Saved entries
━━━━━━━━

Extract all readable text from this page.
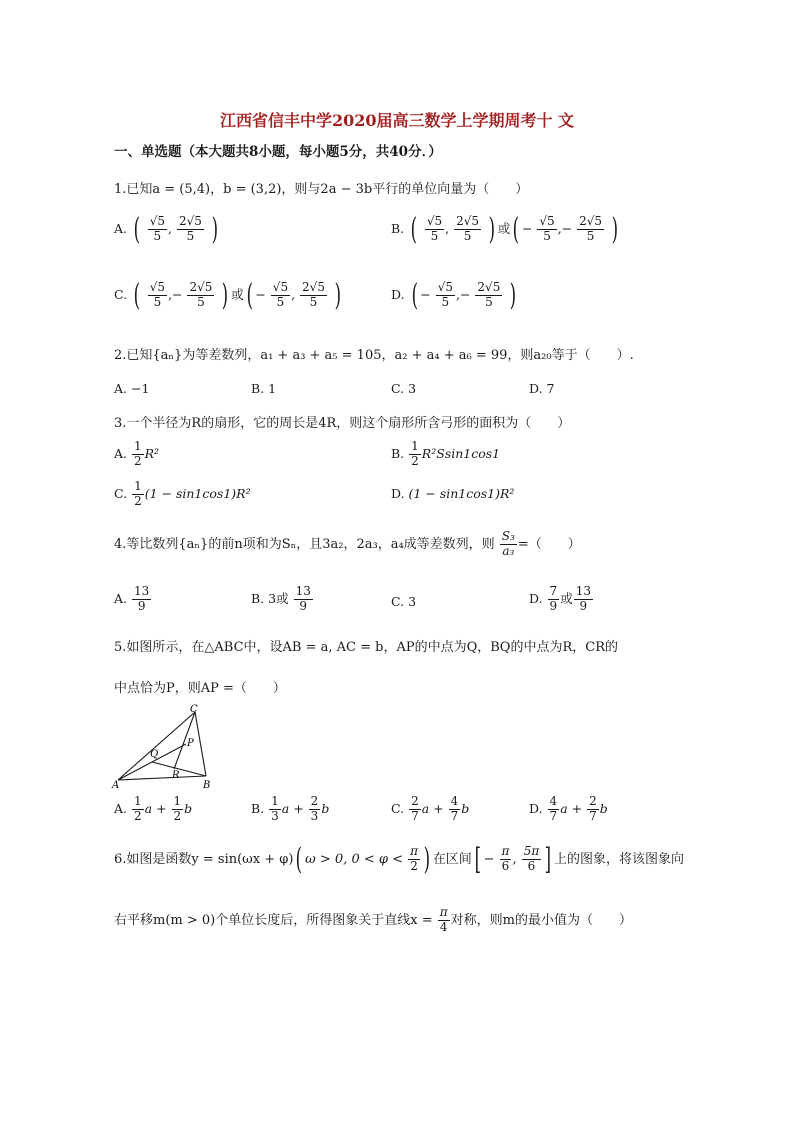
江西省信丰中学2020届高三数学上学期周考十 文
一、单选题（本大题共8小题，每小题5分，共40分．）
1.已知a = (5,4)，b = (3,2)，则与2a − 3b平行的单位向量为（　　）
A. ( $\frac{√5}{5}$ , $\frac{2√5}{5}$ )	B. ( $\frac{√5}{5}$ , $\frac{2√5}{5}$ ) 或( − $\frac{√5}{5}$ ,− $\frac{2√5}{5}$ )
C. ( $\frac{√5}{5}$ ,− $\frac{2√5}{5}$ ) 或( − $\frac{√5}{5}$ , $\frac{2√5}{5}$ )	D. ( − $\frac{√5}{5}$ ,− $\frac{2√5}{5}$ )
2.已知{aₙ}为等差数列，a₁ + a₃ + a₅ = 105，a₂ + a₄ + a₆ = 99，则a₂₀等于（　　）.
A. −1	B. 1	C. 3	D. 7
3.一个半径为R的扇形，它的周长是4R，则这个扇形所含弓形的面积为（　　）
A. $\frac{1}{2} R^2$	B. $\frac{1}{2} R^2Ssin1\cos 1$
C. $\frac{1}{2} (1 - \sin 1\cos 1)R^2$	D. (1 − sin1cos1)R²
4.等比数列{aₙ}的前n项和为Sₙ，且3a₂，2a₃，a₄成等差数列，则 $\frac{\text{S₃}}{\text{a₃}}$ =（　　）
A. $\frac{13}{9}$	B. 3或 $\frac{13}{9}$	C. 3	D. $\frac{7}{9}$ 或 $\frac{13}{9}$
5.如图所示，在△ABC中，设AB = a, AC = b，AP的中点为Q，BQ的中点为R，CR的
中点恰为P，则AP =（　　）
A	B
C
P
Q
R
A. $\frac{1}{2}$ $a + \frac{1}{2}$ b	B. $\frac{1}{3}$ $a + \frac{2}{3}$ b	C. $\frac{2}{7}$ $a + \frac{4}{7}$ b	D. $\frac{4}{7}$ $a + \frac{2}{7}$ b
6.如图是函数y = sin(ωx + φ)( ω > 0, $0 < \varphi < \frac{\pi}{2}$ ) 在区间[ − $\frac{\pi}{6}$ , $\frac{5\pi}{6}$ ] 上的图象，将该图象向
右平移m(m > 0)个单位长度后，所得图象关于直线$x = \frac{\pi}{4}$ 对称，则m的最小值为（　　）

━━━━━━━━

**Task to carry out**
Find all lines where the word "text" appears. Copy them.

**Exercise solution**
Extract all readable text from this page.
4.等比数列{aₙ}的前n项和为Sₙ，且3a₂，2a₃，a₄成等差数列，则 $\frac{\text{S₃}}{\text{a₃}}$ =（　　）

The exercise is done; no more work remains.